---- AVAILABLE RECORDS

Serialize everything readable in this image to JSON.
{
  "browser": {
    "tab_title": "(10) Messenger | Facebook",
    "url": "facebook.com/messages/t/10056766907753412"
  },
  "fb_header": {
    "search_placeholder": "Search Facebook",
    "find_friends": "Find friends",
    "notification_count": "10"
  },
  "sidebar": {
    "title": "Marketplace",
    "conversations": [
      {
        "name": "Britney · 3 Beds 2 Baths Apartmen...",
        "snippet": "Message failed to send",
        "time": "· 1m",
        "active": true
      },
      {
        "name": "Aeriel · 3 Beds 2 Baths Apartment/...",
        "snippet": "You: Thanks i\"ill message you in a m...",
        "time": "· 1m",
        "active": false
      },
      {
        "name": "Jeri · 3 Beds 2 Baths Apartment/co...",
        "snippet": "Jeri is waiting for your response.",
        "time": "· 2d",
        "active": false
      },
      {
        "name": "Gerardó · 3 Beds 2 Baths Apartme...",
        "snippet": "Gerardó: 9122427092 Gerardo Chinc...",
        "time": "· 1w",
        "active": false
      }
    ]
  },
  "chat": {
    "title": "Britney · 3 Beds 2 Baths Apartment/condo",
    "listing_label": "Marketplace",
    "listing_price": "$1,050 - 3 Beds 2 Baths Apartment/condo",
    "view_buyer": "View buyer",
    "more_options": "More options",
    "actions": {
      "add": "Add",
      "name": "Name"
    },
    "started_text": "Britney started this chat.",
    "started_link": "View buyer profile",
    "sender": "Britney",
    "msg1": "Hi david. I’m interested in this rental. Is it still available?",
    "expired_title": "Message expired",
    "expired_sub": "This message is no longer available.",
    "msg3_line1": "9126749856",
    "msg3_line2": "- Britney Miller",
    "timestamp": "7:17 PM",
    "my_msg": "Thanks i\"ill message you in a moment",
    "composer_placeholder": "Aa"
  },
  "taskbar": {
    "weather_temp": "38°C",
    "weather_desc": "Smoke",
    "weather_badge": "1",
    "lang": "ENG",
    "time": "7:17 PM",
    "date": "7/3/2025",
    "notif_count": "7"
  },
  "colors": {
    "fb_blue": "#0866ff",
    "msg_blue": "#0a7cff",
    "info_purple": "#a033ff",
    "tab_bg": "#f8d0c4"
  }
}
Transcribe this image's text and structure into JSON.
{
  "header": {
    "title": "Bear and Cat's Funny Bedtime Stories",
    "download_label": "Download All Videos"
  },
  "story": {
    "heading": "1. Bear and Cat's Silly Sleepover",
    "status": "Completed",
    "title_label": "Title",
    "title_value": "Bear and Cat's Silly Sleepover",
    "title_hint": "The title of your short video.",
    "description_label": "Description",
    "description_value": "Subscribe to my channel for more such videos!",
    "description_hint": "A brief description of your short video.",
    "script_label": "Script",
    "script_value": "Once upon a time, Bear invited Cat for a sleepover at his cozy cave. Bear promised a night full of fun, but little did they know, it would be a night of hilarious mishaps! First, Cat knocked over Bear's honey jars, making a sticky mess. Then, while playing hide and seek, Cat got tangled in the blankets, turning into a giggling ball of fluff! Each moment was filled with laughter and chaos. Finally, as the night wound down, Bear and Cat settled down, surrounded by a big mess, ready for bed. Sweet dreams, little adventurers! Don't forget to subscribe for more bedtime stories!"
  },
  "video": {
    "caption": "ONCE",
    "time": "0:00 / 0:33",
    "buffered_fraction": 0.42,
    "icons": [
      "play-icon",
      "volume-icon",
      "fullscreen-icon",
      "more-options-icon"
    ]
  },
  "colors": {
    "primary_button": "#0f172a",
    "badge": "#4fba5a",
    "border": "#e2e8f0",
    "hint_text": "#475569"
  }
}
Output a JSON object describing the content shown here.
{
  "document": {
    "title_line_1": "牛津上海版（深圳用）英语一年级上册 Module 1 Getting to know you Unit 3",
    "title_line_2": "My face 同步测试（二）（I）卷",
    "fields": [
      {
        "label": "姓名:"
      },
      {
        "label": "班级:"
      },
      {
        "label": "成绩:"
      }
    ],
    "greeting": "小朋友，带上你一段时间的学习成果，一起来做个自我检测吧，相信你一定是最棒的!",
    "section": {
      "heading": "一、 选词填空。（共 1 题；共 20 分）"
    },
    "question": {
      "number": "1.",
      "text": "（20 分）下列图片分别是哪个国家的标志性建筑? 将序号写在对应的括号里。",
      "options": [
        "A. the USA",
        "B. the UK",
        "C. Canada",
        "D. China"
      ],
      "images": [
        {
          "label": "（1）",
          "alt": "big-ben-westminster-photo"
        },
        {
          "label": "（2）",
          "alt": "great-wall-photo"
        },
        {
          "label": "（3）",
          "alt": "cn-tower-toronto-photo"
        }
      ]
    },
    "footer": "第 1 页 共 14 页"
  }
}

--------

### TO DO
Each line that holds the word "snippet" should be extracted from the records.

### WRITTEN REPLY
        "snippet": "Message failed to send",
        "snippet": "You: Thanks i\"ill message you in a m...",
        "snippet": "Jeri is waiting for your response.",
        "snippet": "Gerardó: 9122427092 Gerardo Chinc...",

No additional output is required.